■ **PROBLEM DETAILS**
Pick out each line below containing "this".

■ **MATERIAL TO PROCESS**
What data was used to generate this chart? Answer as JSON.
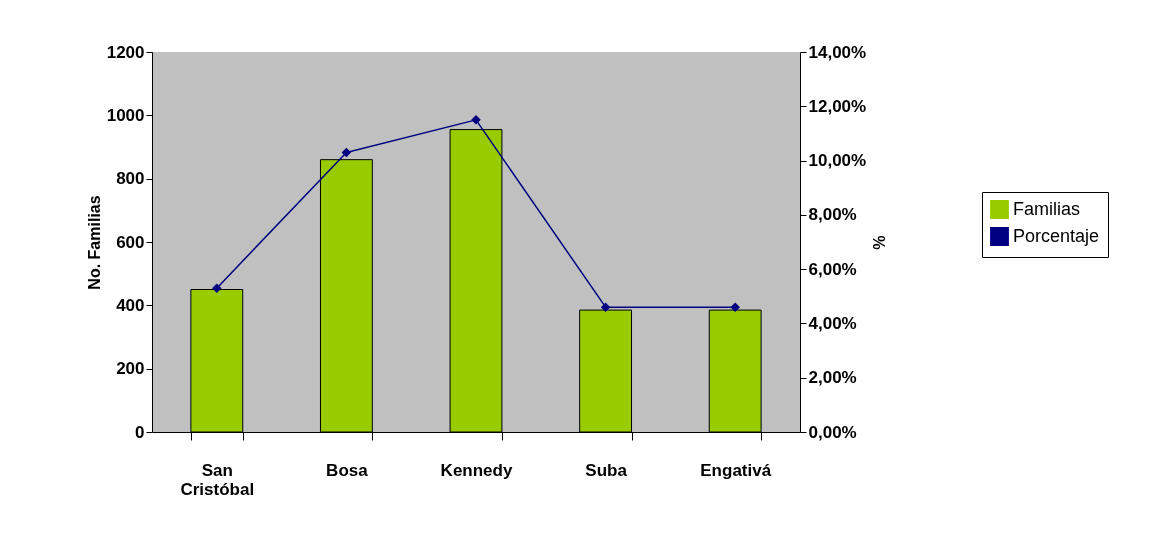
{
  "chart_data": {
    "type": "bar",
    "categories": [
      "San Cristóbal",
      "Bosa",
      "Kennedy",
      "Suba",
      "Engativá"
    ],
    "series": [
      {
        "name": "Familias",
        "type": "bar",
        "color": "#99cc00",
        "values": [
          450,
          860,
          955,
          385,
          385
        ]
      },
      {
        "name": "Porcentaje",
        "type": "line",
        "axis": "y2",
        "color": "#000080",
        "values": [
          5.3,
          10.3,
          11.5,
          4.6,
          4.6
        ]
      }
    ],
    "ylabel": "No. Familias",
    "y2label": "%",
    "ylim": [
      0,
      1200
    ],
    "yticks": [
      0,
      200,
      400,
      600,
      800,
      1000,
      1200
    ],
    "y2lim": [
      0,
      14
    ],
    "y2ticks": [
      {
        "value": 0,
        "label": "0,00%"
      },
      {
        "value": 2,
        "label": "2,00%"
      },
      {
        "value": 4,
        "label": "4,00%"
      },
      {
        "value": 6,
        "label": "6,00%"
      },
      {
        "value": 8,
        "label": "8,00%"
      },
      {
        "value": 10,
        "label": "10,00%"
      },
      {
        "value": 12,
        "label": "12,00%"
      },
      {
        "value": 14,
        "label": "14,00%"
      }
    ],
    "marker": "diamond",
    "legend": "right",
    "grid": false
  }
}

--

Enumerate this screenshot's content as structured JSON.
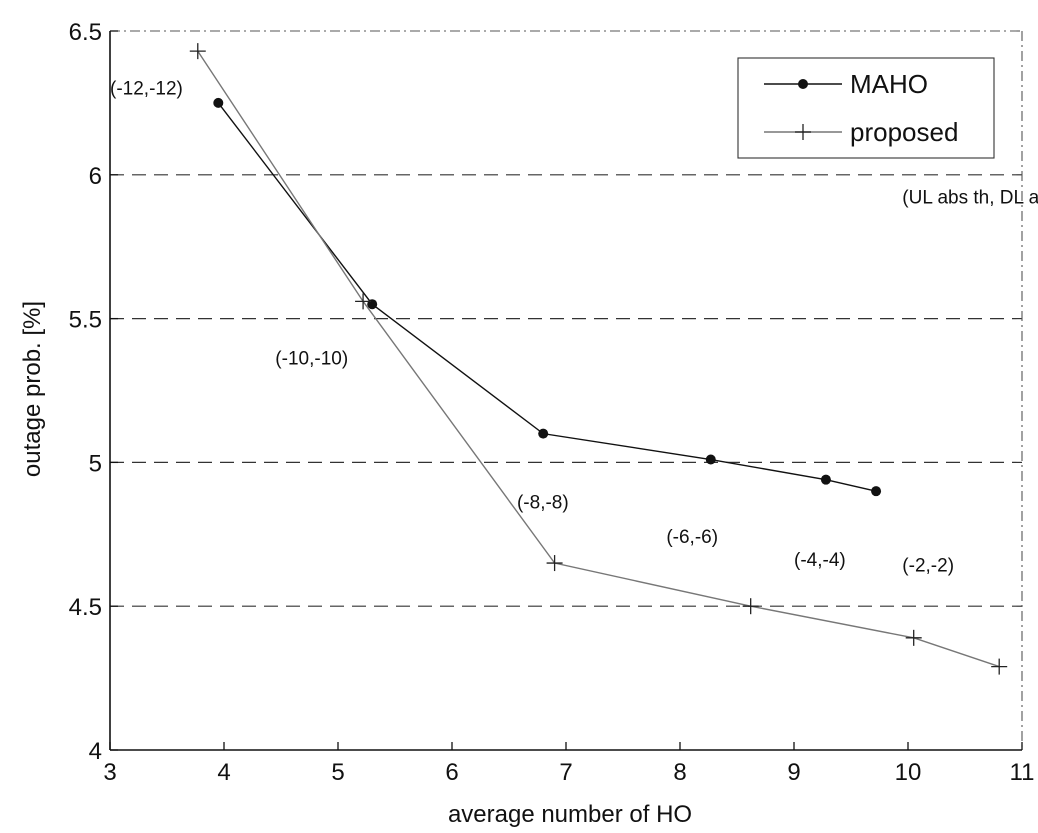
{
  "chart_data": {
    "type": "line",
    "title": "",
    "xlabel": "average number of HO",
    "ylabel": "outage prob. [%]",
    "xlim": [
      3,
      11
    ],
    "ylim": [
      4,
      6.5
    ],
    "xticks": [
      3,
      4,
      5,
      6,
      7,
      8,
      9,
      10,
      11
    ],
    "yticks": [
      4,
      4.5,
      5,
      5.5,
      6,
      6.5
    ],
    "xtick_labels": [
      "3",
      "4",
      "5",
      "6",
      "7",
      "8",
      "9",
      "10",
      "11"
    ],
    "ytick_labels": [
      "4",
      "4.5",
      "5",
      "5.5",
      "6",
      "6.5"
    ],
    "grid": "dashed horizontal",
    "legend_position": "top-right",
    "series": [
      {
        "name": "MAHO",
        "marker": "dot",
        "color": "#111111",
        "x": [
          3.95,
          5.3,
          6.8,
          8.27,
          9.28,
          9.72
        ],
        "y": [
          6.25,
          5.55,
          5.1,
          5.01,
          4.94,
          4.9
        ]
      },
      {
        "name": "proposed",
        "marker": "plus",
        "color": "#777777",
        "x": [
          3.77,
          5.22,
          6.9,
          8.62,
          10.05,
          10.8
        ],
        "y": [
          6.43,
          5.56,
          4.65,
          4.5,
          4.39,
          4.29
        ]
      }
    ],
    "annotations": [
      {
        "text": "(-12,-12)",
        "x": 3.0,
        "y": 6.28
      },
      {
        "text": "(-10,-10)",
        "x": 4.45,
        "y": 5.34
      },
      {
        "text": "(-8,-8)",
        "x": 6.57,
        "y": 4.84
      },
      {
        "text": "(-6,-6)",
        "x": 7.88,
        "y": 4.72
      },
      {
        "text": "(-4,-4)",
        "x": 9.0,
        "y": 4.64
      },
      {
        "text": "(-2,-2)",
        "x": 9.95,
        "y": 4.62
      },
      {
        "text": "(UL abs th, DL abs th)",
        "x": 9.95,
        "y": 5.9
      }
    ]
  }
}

---

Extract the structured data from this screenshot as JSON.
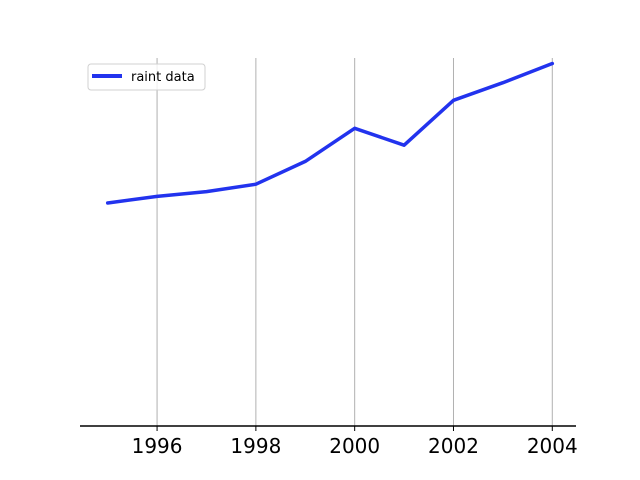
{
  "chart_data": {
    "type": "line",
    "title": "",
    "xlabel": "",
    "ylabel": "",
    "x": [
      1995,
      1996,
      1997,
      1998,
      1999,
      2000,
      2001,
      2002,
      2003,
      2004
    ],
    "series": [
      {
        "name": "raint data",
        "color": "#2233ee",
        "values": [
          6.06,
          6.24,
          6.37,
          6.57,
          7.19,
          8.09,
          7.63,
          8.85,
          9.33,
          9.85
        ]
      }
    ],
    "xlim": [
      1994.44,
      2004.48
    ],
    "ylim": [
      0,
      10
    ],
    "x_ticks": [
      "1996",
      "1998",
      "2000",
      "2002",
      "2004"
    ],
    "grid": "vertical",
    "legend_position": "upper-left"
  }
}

■ **TASK RESPONSE**
What data was used to generate this chart? Answer as JSON.
Enumerate this screenshot's content as structured JSON.
Extract the structured data from this screenshot as JSON.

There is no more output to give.